>> Begin

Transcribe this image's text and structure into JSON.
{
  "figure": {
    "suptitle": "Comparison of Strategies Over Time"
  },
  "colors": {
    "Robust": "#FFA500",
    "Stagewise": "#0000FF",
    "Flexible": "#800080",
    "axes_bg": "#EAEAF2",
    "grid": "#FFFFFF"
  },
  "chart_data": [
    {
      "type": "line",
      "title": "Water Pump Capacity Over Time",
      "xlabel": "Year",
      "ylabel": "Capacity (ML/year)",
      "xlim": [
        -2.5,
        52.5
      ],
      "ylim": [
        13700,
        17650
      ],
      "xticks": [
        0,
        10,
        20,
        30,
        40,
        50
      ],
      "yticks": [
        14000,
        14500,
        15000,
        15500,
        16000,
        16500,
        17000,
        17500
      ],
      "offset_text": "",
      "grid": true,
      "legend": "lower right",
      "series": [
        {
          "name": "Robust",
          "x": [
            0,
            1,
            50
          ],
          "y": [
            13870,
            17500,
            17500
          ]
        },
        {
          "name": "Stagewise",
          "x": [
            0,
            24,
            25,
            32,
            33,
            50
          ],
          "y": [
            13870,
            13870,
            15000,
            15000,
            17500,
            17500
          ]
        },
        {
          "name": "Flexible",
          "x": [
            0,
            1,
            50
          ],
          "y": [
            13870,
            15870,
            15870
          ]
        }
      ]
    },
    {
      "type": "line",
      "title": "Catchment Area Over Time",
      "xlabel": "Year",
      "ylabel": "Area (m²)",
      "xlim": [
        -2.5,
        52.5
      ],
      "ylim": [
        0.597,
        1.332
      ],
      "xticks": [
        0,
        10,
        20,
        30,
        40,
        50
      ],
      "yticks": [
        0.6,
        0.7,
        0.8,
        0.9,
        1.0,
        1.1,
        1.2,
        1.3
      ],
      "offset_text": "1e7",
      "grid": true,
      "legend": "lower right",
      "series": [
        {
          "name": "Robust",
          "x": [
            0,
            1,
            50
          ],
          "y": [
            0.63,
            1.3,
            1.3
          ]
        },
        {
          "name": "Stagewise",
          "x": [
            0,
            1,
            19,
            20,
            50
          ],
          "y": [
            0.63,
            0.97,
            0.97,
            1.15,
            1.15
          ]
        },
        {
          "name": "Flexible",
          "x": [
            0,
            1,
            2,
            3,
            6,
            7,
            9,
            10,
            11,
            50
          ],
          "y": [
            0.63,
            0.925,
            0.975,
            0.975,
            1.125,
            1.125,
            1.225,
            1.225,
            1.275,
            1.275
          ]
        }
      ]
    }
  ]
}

>> End

▸ AIM OF THE TASK
Give back the whole listing exactly as it reads.

▸ FINAL ANSWER
Transcribe this image's text and structure into JSON.
{
  "figure": {
    "suptitle": "Comparison of Strategies Over Time"
  },
  "colors": {
    "Robust": "#FFA500",
    "Stagewise": "#0000FF",
    "Flexible": "#800080",
    "axes_bg": "#EAEAF2",
    "grid": "#FFFFFF"
  },
  "chart_data": [
    {
      "type": "line",
      "title": "Water Pump Capacity Over Time",
      "xlabel": "Year",
      "ylabel": "Capacity (ML/year)",
      "xlim": [
        -2.5,
        52.5
      ],
      "ylim": [
        13700,
        17650
      ],
      "xticks": [
        0,
        10,
        20,
        30,
        40,
        50
      ],
      "yticks": [
        14000,
        14500,
        15000,
        15500,
        16000,
        16500,
        17000,
        17500
      ],
      "offset_text": "",
      "grid": true,
      "legend": "lower right",
      "series": [
        {
          "name": "Robust",
          "x": [
            0,
            1,
            50
          ],
          "y": [
            13870,
            17500,
            17500
          ]
        },
        {
          "name": "Stagewise",
          "x": [
            0,
            24,
            25,
            32,
            33,
            50
          ],
          "y": [
            13870,
            13870,
            15000,
            15000,
            17500,
            17500
          ]
        },
        {
          "name": "Flexible",
          "x": [
            0,
            1,
            50
          ],
          "y": [
            13870,
            15870,
            15870
          ]
        }
      ]
    },
    {
      "type": "line",
      "title": "Catchment Area Over Time",
      "xlabel": "Year",
      "ylabel": "Area (m²)",
      "xlim": [
        -2.5,
        52.5
      ],
      "ylim": [
        0.597,
        1.332
      ],
      "xticks": [
        0,
        10,
        20,
        30,
        40,
        50
      ],
      "yticks": [
        0.6,
        0.7,
        0.8,
        0.9,
        1.0,
        1.1,
        1.2,
        1.3
      ],
      "offset_text": "1e7",
      "grid": true,
      "legend": "lower right",
      "series": [
        {
          "name": "Robust",
          "x": [
            0,
            1,
            50
          ],
          "y": [
            0.63,
            1.3,
            1.3
          ]
        },
        {
          "name": "Stagewise",
          "x": [
            0,
            1,
            19,
            20,
            50
          ],
          "y": [
            0.63,
            0.97,
            0.97,
            1.15,
            1.15
          ]
        },
        {
          "name": "Flexible",
          "x": [
            0,
            1,
            2,
            3,
            6,
            7,
            9,
            10,
            11,
            50
          ],
          "y": [
            0.63,
            0.925,
            0.975,
            0.975,
            1.125,
            1.125,
            1.225,
            1.225,
            1.275,
            1.275
          ]
        }
      ]
    }
  ]
}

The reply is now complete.